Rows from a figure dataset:
■ ■ ■

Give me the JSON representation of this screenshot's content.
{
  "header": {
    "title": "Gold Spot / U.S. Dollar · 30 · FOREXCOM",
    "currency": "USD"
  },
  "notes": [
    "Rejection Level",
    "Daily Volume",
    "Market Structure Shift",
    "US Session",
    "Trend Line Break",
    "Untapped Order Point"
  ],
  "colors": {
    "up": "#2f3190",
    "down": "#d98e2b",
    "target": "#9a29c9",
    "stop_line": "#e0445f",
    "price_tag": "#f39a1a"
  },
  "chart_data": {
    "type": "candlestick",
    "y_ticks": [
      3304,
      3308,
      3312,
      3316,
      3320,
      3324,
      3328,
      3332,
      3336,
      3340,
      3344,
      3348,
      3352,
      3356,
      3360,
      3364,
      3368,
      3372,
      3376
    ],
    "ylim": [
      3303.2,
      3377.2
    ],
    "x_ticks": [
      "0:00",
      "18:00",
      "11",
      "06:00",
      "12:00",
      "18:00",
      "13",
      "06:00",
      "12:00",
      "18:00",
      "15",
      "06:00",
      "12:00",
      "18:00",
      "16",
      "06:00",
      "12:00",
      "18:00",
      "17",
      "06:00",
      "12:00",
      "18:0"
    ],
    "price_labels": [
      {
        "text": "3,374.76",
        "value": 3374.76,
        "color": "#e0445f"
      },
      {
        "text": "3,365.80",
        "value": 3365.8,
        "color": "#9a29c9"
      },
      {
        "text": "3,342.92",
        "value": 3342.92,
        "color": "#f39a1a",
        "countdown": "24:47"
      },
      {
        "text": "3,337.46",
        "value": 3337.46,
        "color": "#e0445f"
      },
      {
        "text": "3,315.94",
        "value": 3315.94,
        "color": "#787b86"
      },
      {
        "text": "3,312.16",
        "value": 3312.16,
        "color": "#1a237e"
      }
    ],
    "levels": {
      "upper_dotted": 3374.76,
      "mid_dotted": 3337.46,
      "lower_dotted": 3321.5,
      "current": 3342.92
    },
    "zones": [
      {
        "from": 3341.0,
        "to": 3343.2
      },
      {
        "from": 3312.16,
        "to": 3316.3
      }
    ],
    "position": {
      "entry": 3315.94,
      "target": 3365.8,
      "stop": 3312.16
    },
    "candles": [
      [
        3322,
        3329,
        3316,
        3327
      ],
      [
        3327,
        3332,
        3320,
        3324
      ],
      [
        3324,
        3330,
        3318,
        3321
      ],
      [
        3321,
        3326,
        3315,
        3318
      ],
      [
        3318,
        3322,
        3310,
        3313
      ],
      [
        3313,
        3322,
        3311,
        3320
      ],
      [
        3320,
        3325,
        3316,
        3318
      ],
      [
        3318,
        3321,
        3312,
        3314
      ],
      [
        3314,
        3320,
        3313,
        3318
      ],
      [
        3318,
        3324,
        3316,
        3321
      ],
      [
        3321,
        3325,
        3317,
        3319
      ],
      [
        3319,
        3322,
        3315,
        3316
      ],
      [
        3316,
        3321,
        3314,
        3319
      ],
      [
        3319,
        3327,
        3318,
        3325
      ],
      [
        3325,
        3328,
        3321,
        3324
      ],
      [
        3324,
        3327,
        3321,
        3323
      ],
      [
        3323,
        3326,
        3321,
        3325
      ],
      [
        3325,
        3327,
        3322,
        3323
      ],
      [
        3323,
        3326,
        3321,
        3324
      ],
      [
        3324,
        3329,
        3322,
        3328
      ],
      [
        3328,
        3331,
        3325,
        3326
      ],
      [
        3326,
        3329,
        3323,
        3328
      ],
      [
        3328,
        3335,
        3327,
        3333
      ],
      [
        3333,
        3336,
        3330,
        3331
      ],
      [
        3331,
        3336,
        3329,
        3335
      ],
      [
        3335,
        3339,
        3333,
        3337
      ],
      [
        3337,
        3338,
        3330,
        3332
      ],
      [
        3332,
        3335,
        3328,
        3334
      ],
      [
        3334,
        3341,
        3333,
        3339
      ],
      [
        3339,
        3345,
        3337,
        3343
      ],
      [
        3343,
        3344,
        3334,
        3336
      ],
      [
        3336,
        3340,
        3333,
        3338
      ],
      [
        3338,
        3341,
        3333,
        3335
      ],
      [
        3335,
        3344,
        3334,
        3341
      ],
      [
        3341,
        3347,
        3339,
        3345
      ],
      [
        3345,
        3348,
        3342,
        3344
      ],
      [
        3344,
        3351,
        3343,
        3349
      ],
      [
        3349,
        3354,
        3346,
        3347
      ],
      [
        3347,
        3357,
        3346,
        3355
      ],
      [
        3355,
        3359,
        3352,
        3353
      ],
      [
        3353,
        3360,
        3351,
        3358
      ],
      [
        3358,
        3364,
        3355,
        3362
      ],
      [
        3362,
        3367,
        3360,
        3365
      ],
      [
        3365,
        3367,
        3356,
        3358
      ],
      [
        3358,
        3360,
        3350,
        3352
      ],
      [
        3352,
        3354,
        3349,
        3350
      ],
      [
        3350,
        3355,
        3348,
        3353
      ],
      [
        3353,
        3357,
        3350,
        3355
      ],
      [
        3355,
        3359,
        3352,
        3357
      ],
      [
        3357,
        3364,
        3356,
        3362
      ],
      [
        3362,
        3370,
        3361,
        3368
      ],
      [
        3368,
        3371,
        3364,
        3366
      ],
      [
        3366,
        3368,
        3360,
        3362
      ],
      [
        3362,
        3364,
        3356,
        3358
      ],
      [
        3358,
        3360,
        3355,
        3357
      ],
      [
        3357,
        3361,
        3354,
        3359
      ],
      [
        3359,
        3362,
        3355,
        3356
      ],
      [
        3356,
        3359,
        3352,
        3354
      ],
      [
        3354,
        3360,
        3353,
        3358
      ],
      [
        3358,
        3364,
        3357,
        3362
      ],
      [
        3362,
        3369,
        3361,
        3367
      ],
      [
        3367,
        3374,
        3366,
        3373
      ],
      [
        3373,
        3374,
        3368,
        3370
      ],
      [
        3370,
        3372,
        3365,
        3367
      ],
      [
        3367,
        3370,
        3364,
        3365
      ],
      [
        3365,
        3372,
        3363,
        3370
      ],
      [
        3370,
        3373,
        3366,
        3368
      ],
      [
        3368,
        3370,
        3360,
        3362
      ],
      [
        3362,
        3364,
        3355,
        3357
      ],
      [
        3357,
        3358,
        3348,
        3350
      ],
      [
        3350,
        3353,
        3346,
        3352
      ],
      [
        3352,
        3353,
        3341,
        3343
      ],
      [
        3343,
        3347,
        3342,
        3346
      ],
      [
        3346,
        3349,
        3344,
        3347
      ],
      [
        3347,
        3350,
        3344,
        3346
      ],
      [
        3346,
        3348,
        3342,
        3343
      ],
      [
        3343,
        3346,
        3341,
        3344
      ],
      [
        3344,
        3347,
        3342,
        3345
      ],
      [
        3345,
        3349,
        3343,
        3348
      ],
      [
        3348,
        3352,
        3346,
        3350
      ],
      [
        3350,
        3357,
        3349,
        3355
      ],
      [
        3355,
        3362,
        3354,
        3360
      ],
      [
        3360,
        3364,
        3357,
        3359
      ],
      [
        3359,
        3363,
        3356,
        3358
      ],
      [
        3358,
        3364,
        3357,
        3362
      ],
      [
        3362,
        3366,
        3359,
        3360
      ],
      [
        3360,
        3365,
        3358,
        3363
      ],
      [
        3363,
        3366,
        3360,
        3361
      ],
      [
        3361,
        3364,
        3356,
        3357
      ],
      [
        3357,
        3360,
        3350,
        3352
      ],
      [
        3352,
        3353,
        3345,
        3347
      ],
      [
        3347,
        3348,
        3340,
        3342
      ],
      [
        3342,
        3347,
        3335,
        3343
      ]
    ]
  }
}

■ ■ ■

▶ **Exercise instructions**
Transcribe the records above exactly as they appear.

▶ **Solution below**
Give me the JSON representation of this screenshot's content.
{
  "header": {
    "title": "Gold Spot / U.S. Dollar · 30 · FOREXCOM",
    "currency": "USD"
  },
  "notes": [
    "Rejection Level",
    "Daily Volume",
    "Market Structure Shift",
    "US Session",
    "Trend Line Break",
    "Untapped Order Point"
  ],
  "colors": {
    "up": "#2f3190",
    "down": "#d98e2b",
    "target": "#9a29c9",
    "stop_line": "#e0445f",
    "price_tag": "#f39a1a"
  },
  "chart_data": {
    "type": "candlestick",
    "y_ticks": [
      3304,
      3308,
      3312,
      3316,
      3320,
      3324,
      3328,
      3332,
      3336,
      3340,
      3344,
      3348,
      3352,
      3356,
      3360,
      3364,
      3368,
      3372,
      3376
    ],
    "ylim": [
      3303.2,
      3377.2
    ],
    "x_ticks": [
      "0:00",
      "18:00",
      "11",
      "06:00",
      "12:00",
      "18:00",
      "13",
      "06:00",
      "12:00",
      "18:00",
      "15",
      "06:00",
      "12:00",
      "18:00",
      "16",
      "06:00",
      "12:00",
      "18:00",
      "17",
      "06:00",
      "12:00",
      "18:0"
    ],
    "price_labels": [
      {
        "text": "3,374.76",
        "value": 3374.76,
        "color": "#e0445f"
      },
      {
        "text": "3,365.80",
        "value": 3365.8,
        "color": "#9a29c9"
      },
      {
        "text": "3,342.92",
        "value": 3342.92,
        "color": "#f39a1a",
        "countdown": "24:47"
      },
      {
        "text": "3,337.46",
        "value": 3337.46,
        "color": "#e0445f"
      },
      {
        "text": "3,315.94",
        "value": 3315.94,
        "color": "#787b86"
      },
      {
        "text": "3,312.16",
        "value": 3312.16,
        "color": "#1a237e"
      }
    ],
    "levels": {
      "upper_dotted": 3374.76,
      "mid_dotted": 3337.46,
      "lower_dotted": 3321.5,
      "current": 3342.92
    },
    "zones": [
      {
        "from": 3341.0,
        "to": 3343.2
      },
      {
        "from": 3312.16,
        "to": 3316.3
      }
    ],
    "position": {
      "entry": 3315.94,
      "target": 3365.8,
      "stop": 3312.16
    },
    "candles": [
      [
        3322,
        3329,
        3316,
        3327
      ],
      [
        3327,
        3332,
        3320,
        3324
      ],
      [
        3324,
        3330,
        3318,
        3321
      ],
      [
        3321,
        3326,
        3315,
        3318
      ],
      [
        3318,
        3322,
        3310,
        3313
      ],
      [
        3313,
        3322,
        3311,
        3320
      ],
      [
        3320,
        3325,
        3316,
        3318
      ],
      [
        3318,
        3321,
        3312,
        3314
      ],
      [
        3314,
        3320,
        3313,
        3318
      ],
      [
        3318,
        3324,
        3316,
        3321
      ],
      [
        3321,
        3325,
        3317,
        3319
      ],
      [
        3319,
        3322,
        3315,
        3316
      ],
      [
        3316,
        3321,
        3314,
        3319
      ],
      [
        3319,
        3327,
        3318,
        3325
      ],
      [
        3325,
        3328,
        3321,
        3324
      ],
      [
        3324,
        3327,
        3321,
        3323
      ],
      [
        3323,
        3326,
        3321,
        3325
      ],
      [
        3325,
        3327,
        3322,
        3323
      ],
      [
        3323,
        3326,
        3321,
        3324
      ],
      [
        3324,
        3329,
        3322,
        3328
      ],
      [
        3328,
        3331,
        3325,
        3326
      ],
      [
        3326,
        3329,
        3323,
        3328
      ],
      [
        3328,
        3335,
        3327,
        3333
      ],
      [
        3333,
        3336,
        3330,
        3331
      ],
      [
        3331,
        3336,
        3329,
        3335
      ],
      [
        3335,
        3339,
        3333,
        3337
      ],
      [
        3337,
        3338,
        3330,
        3332
      ],
      [
        3332,
        3335,
        3328,
        3334
      ],
      [
        3334,
        3341,
        3333,
        3339
      ],
      [
        3339,
        3345,
        3337,
        3343
      ],
      [
        3343,
        3344,
        3334,
        3336
      ],
      [
        3336,
        3340,
        3333,
        3338
      ],
      [
        3338,
        3341,
        3333,
        3335
      ],
      [
        3335,
        3344,
        3334,
        3341
      ],
      [
        3341,
        3347,
        3339,
        3345
      ],
      [
        3345,
        3348,
        3342,
        3344
      ],
      [
        3344,
        3351,
        3343,
        3349
      ],
      [
        3349,
        3354,
        3346,
        3347
      ],
      [
        3347,
        3357,
        3346,
        3355
      ],
      [
        3355,
        3359,
        3352,
        3353
      ],
      [
        3353,
        3360,
        3351,
        3358
      ],
      [
        3358,
        3364,
        3355,
        3362
      ],
      [
        3362,
        3367,
        3360,
        3365
      ],
      [
        3365,
        3367,
        3356,
        3358
      ],
      [
        3358,
        3360,
        3350,
        3352
      ],
      [
        3352,
        3354,
        3349,
        3350
      ],
      [
        3350,
        3355,
        3348,
        3353
      ],
      [
        3353,
        3357,
        3350,
        3355
      ],
      [
        3355,
        3359,
        3352,
        3357
      ],
      [
        3357,
        3364,
        3356,
        3362
      ],
      [
        3362,
        3370,
        3361,
        3368
      ],
      [
        3368,
        3371,
        3364,
        3366
      ],
      [
        3366,
        3368,
        3360,
        3362
      ],
      [
        3362,
        3364,
        3356,
        3358
      ],
      [
        3358,
        3360,
        3355,
        3357
      ],
      [
        3357,
        3361,
        3354,
        3359
      ],
      [
        3359,
        3362,
        3355,
        3356
      ],
      [
        3356,
        3359,
        3352,
        3354
      ],
      [
        3354,
        3360,
        3353,
        3358
      ],
      [
        3358,
        3364,
        3357,
        3362
      ],
      [
        3362,
        3369,
        3361,
        3367
      ],
      [
        3367,
        3374,
        3366,
        3373
      ],
      [
        3373,
        3374,
        3368,
        3370
      ],
      [
        3370,
        3372,
        3365,
        3367
      ],
      [
        3367,
        3370,
        3364,
        3365
      ],
      [
        3365,
        3372,
        3363,
        3370
      ],
      [
        3370,
        3373,
        3366,
        3368
      ],
      [
        3368,
        3370,
        3360,
        3362
      ],
      [
        3362,
        3364,
        3355,
        3357
      ],
      [
        3357,
        3358,
        3348,
        3350
      ],
      [
        3350,
        3353,
        3346,
        3352
      ],
      [
        3352,
        3353,
        3341,
        3343
      ],
      [
        3343,
        3347,
        3342,
        3346
      ],
      [
        3346,
        3349,
        3344,
        3347
      ],
      [
        3347,
        3350,
        3344,
        3346
      ],
      [
        3346,
        3348,
        3342,
        3343
      ],
      [
        3343,
        3346,
        3341,
        3344
      ],
      [
        3344,
        3347,
        3342,
        3345
      ],
      [
        3345,
        3349,
        3343,
        3348
      ],
      [
        3348,
        3352,
        3346,
        3350
      ],
      [
        3350,
        3357,
        3349,
        3355
      ],
      [
        3355,
        3362,
        3354,
        3360
      ],
      [
        3360,
        3364,
        3357,
        3359
      ],
      [
        3359,
        3363,
        3356,
        3358
      ],
      [
        3358,
        3364,
        3357,
        3362
      ],
      [
        3362,
        3366,
        3359,
        3360
      ],
      [
        3360,
        3365,
        3358,
        3363
      ],
      [
        3363,
        3366,
        3360,
        3361
      ],
      [
        3361,
        3364,
        3356,
        3357
      ],
      [
        3357,
        3360,
        3350,
        3352
      ],
      [
        3352,
        3353,
        3345,
        3347
      ],
      [
        3347,
        3348,
        3340,
        3342
      ],
      [
        3342,
        3347,
        3335,
        3343
      ]
    ]
  }
}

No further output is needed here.